PROBLEM:
Search the listing below for the string "view" and show each line that contains it.

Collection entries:
........
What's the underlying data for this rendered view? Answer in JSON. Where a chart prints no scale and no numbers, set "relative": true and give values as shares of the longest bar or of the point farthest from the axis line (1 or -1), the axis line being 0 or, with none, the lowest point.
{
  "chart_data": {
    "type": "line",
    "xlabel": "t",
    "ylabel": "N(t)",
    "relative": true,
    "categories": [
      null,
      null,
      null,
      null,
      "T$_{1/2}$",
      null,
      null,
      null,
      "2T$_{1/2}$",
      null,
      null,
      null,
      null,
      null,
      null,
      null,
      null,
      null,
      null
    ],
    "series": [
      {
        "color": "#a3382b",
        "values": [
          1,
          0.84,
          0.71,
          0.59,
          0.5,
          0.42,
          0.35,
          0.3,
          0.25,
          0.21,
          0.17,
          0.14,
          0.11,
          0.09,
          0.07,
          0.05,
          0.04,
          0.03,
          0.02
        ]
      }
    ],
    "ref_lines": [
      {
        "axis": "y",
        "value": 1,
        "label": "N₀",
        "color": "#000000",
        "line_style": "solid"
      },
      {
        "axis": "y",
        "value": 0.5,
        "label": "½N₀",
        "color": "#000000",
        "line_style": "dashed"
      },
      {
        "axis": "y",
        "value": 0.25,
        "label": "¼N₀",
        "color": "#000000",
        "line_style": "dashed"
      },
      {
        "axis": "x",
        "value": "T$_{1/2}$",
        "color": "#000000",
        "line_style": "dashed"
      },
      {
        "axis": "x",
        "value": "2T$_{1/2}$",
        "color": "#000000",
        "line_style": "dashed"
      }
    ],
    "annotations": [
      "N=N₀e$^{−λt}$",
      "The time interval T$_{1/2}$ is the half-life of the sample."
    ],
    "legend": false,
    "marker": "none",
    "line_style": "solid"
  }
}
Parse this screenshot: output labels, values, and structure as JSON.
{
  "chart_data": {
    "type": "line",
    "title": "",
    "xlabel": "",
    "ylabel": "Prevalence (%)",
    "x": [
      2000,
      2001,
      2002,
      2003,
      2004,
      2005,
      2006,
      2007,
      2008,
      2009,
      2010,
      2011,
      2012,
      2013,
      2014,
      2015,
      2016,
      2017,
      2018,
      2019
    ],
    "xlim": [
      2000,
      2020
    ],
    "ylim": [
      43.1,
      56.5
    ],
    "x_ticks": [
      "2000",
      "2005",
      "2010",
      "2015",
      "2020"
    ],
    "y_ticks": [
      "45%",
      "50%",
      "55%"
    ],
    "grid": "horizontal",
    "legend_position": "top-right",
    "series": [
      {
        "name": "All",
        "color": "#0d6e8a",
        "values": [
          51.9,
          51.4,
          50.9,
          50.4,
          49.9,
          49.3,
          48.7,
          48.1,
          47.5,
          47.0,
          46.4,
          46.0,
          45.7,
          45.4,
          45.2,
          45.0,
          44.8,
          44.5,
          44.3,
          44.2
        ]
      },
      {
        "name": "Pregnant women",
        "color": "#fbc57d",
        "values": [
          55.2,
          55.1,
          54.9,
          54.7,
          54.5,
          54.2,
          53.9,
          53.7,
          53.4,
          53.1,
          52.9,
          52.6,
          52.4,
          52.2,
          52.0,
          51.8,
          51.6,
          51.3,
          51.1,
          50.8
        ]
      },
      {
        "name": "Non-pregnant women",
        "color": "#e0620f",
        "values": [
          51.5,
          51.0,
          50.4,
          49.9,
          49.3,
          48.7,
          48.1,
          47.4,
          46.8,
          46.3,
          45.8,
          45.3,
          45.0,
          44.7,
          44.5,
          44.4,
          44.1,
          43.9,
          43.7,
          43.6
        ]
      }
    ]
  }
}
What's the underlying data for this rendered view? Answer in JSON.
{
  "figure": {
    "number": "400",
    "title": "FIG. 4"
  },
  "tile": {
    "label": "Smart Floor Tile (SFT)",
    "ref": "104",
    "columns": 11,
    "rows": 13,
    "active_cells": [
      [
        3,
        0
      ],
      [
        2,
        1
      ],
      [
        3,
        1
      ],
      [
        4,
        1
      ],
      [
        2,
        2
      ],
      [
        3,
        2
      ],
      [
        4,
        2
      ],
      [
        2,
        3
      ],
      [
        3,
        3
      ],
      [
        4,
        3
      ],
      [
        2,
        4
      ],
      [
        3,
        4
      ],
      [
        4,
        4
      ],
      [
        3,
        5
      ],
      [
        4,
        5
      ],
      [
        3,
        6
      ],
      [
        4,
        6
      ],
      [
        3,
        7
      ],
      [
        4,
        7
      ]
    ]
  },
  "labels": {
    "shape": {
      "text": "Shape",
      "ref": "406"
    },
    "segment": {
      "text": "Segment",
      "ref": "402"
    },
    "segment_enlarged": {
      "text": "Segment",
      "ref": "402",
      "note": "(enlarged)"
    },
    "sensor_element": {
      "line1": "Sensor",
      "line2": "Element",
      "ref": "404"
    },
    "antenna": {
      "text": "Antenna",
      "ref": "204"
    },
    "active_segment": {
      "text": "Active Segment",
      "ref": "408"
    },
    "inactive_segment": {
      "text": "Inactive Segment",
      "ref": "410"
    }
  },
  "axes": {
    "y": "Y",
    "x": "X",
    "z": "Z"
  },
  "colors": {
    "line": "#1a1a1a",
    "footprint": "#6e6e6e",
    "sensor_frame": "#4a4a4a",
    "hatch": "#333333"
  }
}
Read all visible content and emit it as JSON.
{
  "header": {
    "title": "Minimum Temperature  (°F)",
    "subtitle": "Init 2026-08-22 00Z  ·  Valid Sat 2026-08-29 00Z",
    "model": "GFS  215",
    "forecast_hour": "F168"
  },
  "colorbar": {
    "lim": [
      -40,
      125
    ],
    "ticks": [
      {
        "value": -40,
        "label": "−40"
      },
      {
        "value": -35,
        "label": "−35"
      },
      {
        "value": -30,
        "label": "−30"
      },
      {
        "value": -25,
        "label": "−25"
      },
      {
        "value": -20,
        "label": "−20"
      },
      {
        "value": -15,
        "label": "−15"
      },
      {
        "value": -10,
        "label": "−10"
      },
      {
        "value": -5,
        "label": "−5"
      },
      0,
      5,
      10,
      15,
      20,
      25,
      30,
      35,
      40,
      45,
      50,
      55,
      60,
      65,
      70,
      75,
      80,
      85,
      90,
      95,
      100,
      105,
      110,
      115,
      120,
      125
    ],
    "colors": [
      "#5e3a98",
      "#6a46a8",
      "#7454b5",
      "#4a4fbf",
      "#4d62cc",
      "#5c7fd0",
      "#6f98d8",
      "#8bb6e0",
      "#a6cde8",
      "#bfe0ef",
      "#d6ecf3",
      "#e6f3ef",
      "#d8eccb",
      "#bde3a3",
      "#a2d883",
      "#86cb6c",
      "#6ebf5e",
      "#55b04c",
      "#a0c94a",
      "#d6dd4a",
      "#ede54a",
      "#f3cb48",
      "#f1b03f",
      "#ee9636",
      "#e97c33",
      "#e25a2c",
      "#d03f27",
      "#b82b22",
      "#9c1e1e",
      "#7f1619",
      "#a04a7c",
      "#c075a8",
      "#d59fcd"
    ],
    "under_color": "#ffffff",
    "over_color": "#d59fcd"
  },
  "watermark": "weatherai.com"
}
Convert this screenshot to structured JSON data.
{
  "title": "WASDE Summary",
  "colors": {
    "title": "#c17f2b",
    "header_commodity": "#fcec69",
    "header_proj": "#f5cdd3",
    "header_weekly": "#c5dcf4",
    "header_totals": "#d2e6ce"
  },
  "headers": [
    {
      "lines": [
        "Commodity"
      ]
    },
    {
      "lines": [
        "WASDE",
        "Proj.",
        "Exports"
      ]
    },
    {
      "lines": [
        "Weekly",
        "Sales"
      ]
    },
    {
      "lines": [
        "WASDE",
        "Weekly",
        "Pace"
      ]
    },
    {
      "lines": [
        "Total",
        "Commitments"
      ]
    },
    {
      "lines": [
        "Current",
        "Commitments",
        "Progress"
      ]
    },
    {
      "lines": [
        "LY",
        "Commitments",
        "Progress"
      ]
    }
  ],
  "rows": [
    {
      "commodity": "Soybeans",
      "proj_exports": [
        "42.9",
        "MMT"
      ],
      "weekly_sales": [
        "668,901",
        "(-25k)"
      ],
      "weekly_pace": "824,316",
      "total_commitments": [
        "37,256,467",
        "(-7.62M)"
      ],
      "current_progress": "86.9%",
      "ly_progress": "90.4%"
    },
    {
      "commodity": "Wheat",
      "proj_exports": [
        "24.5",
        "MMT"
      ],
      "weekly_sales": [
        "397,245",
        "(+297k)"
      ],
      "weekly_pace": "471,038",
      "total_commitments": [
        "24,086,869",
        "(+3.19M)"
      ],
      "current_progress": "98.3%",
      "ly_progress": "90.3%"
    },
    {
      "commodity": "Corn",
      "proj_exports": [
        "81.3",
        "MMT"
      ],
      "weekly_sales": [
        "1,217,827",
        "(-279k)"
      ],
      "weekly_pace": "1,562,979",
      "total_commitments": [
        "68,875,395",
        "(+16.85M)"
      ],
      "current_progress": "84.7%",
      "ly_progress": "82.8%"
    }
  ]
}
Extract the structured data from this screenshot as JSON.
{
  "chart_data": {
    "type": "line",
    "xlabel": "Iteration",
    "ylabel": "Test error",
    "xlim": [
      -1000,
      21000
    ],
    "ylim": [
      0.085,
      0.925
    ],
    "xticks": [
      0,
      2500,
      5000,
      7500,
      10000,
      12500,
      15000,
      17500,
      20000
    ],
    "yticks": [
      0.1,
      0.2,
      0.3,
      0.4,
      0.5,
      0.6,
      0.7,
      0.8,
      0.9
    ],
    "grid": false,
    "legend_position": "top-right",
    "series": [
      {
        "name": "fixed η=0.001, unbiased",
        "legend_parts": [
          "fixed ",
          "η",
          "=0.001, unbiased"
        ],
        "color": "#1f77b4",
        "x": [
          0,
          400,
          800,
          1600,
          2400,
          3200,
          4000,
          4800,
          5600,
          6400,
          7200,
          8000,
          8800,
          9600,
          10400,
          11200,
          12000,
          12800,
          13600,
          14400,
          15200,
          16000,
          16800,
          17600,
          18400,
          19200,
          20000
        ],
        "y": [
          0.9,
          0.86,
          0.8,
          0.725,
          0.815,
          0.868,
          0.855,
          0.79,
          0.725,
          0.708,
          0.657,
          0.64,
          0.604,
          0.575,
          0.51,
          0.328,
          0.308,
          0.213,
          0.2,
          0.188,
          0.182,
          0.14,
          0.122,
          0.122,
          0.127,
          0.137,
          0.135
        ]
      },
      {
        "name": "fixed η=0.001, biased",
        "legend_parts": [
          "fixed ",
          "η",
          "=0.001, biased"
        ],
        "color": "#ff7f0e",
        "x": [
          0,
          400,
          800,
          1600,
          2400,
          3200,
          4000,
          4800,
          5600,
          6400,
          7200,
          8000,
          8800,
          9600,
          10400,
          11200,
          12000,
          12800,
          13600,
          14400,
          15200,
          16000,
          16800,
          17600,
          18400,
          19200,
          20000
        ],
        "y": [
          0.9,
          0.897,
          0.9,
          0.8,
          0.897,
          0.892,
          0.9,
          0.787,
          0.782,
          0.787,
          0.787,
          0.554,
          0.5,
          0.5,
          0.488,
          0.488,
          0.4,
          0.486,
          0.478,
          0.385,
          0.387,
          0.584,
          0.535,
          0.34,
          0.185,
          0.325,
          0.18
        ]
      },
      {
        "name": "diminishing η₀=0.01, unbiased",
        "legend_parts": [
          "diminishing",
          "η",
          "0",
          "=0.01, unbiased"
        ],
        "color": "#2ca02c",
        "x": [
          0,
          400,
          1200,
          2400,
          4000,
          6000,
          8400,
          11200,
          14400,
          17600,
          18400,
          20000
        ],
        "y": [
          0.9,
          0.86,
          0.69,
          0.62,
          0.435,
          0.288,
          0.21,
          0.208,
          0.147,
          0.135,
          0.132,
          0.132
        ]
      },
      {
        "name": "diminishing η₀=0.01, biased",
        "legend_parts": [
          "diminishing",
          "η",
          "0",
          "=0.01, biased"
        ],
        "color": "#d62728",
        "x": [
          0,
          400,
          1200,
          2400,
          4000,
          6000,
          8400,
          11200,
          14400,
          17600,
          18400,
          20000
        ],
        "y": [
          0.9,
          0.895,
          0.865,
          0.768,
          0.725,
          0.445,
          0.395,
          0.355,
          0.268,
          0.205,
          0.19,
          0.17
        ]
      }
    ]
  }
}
........
THE SOLUTION:
What's the underlying data for this rendered view? Answer in JSON. Where a chart prints no scale and no numbers, set "relative": true and give values as shares of the longest bar or of the point farthest from the axis line (1 or -1), the axis line being 0 or, with none, the lowest point.
What's the underlying data for this rendered view? Answer in JSON.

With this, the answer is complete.